_Source document:_
# 750hp Hispano Suiza Supercar Based on Supercharged Audi R8 V10 + Hybrid Version Planned



## [email protected] (Apr 9, 2004)

Word via Autobild this morning is that the storied and long retired Hispano Suiza brand will be reborn at the 2010 Geneva Motor Show. The proposed product ,according to the report, will be based on the Audi R8 V10 though upgraded significantly enough to justify a price tag of 700,000 Euros.








While the Geneva example will be a design study, full on production cars are said to begin delivery as early as this summer. Bespoke Hispano Suiza bodywork is the most obvious change from the Audi on which it's based but the changes aren't just skin deep. The Hispano Suiza will also features a twin supercharged version Audi's V10 engine said to be rated at 750 hp. The Autobild report suggests the car will go from 0-62 mph in just 3.4 seconds and top out at 205 mph. 








Not surprisingly given the Audi R8 on which it's based, Hispano plans a roadster version of the car and, surprisingly, a hybrid version is also mentioned. 
According to Autobild, the hybrid will feature an electric motor at the front good 150hp more (900hp total) or it will alternately be able to run on full electric power. We've seen some blogs who've run the story equate this to the upcoming Audi e-tron but we're not so sure. Everything we know about the production e-tron is that it will be purely electrically powered. This is definitely a hybrid with both electric motor and internal combustion engine more close in function to the Volkswagen Group's modular hybrid system going into production shortly in the Q5, Touareg and Cayenne. Could this then showcase some sort of future hybrid drivetrain for the Audi R8 or the Lamborghini Gallardo?

_Extracted material:_
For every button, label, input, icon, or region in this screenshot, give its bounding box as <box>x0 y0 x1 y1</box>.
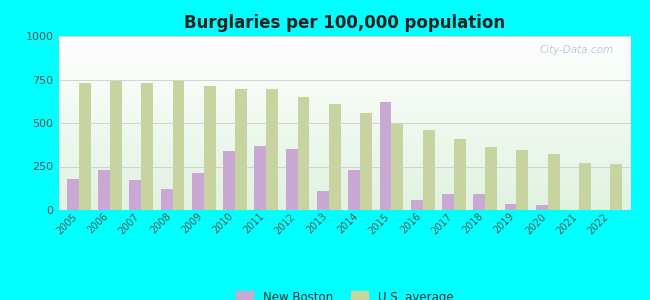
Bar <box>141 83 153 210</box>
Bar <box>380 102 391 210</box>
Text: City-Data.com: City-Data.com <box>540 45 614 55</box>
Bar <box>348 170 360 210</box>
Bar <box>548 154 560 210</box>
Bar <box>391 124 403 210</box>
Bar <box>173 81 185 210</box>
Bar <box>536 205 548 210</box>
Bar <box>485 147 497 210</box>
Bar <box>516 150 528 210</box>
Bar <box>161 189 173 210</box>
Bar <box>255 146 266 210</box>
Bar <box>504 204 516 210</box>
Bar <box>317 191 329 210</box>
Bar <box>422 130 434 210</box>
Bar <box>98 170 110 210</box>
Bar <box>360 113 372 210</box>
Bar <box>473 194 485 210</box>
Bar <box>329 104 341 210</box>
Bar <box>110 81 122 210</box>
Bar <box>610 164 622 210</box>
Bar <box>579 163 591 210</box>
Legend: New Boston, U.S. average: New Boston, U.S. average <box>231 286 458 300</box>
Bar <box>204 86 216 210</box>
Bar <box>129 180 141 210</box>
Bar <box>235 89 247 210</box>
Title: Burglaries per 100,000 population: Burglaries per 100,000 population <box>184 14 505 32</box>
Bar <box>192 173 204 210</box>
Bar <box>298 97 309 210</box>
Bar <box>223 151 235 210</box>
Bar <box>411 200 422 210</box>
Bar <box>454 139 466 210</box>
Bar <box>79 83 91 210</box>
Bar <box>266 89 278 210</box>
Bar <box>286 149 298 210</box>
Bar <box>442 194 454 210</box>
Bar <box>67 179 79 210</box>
==
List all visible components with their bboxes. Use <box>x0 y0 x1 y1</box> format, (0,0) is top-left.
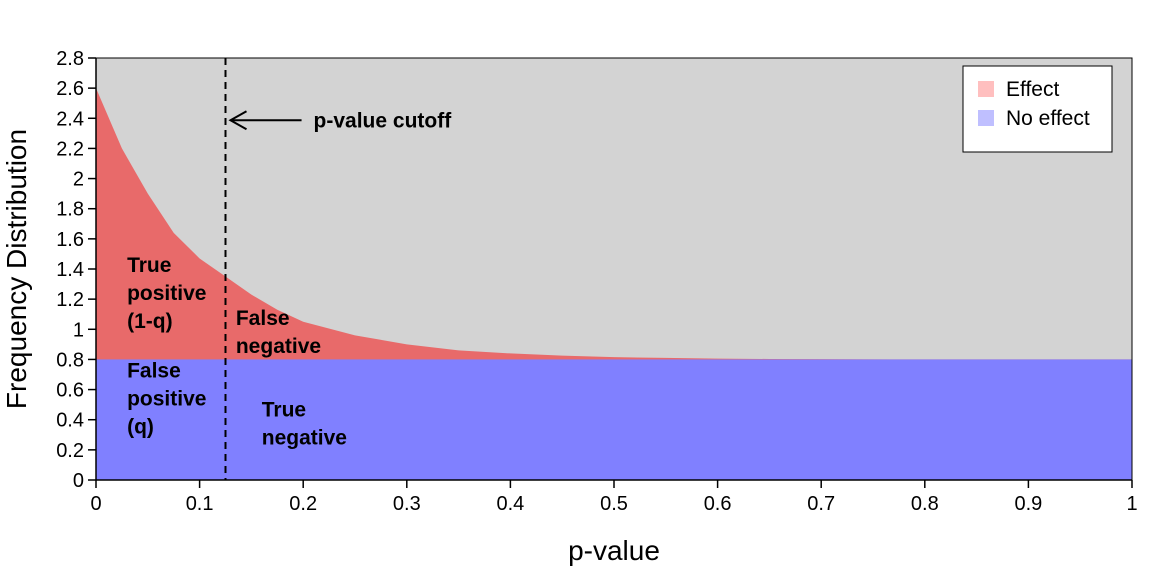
* * *
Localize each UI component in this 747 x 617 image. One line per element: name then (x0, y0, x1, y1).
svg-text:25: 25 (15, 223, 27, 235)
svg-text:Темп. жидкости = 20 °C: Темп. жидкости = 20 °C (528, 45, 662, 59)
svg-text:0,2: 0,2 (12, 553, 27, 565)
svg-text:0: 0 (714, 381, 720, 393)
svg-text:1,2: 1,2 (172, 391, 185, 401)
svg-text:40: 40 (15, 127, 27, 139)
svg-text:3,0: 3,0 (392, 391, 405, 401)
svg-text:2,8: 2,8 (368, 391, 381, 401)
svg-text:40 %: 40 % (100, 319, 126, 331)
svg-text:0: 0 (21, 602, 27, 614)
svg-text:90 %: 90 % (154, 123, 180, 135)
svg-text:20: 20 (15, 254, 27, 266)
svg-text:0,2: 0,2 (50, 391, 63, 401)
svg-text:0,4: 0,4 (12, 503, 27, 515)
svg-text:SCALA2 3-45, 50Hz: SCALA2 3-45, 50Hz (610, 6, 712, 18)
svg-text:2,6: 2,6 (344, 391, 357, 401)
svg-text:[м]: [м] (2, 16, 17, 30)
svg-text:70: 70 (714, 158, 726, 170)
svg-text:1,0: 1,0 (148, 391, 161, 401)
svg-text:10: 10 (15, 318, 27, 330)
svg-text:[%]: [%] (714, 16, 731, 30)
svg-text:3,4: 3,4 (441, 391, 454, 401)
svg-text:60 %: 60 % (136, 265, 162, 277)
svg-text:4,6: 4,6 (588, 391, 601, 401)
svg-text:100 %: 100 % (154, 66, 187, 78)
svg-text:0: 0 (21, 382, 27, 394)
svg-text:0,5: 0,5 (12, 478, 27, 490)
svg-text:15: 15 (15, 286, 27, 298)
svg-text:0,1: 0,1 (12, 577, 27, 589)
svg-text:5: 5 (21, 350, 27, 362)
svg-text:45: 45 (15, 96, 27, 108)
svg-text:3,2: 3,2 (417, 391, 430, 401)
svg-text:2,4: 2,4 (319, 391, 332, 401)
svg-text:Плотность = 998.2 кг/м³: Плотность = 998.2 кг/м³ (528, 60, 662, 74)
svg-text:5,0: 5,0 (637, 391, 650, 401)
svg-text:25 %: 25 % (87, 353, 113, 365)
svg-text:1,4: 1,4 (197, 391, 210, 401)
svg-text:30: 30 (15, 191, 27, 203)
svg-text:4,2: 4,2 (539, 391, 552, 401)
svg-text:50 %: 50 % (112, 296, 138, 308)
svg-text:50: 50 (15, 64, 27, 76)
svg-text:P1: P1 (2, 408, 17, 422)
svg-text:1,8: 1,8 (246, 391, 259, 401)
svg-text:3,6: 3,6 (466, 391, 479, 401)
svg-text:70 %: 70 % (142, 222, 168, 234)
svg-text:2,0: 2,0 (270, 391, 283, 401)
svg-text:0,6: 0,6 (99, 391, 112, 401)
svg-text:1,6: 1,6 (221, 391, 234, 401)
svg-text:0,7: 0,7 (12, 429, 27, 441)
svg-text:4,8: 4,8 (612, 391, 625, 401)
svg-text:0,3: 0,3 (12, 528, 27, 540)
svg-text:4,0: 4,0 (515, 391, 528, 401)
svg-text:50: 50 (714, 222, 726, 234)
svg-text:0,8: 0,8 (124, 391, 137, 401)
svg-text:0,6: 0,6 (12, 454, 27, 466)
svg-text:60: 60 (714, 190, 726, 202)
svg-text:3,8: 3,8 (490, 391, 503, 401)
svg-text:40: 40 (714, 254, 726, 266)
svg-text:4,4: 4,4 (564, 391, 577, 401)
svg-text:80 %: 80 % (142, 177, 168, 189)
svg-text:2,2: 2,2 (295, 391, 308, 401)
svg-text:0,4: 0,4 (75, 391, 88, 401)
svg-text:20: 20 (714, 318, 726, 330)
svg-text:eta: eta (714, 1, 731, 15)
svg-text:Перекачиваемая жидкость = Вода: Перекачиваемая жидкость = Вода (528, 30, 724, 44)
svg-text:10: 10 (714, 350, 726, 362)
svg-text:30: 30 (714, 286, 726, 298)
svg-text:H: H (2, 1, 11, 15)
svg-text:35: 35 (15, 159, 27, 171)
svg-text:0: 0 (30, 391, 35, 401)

_Tasks to perform:_
**A)** Please translate this sentence from the Hispano Suiza article into Spanish: "Everything we know about the production e-tron is that it will be purely electrically powered."
**B)** Edit the Hispano Suiza article from "Word via Autobild" through "of 700,000 Euros.", putting "Paris Motor Show" in place of "Geneva Motor Show".

_The replies:_
**A)** Todo lo que sabemos sobre el e-tron de producción es que funcionará únicamente con energía eléctrica.

**B)**
Word via Autobild this morning is that the storied and long retired Hispano Suiza brand will be reborn at the 2010 Paris Motor Show. The proposed product ,according to the report, will be based on the Audi R8 V10 though upgraded significantly enough to justify a price tag of 700,000 Euros.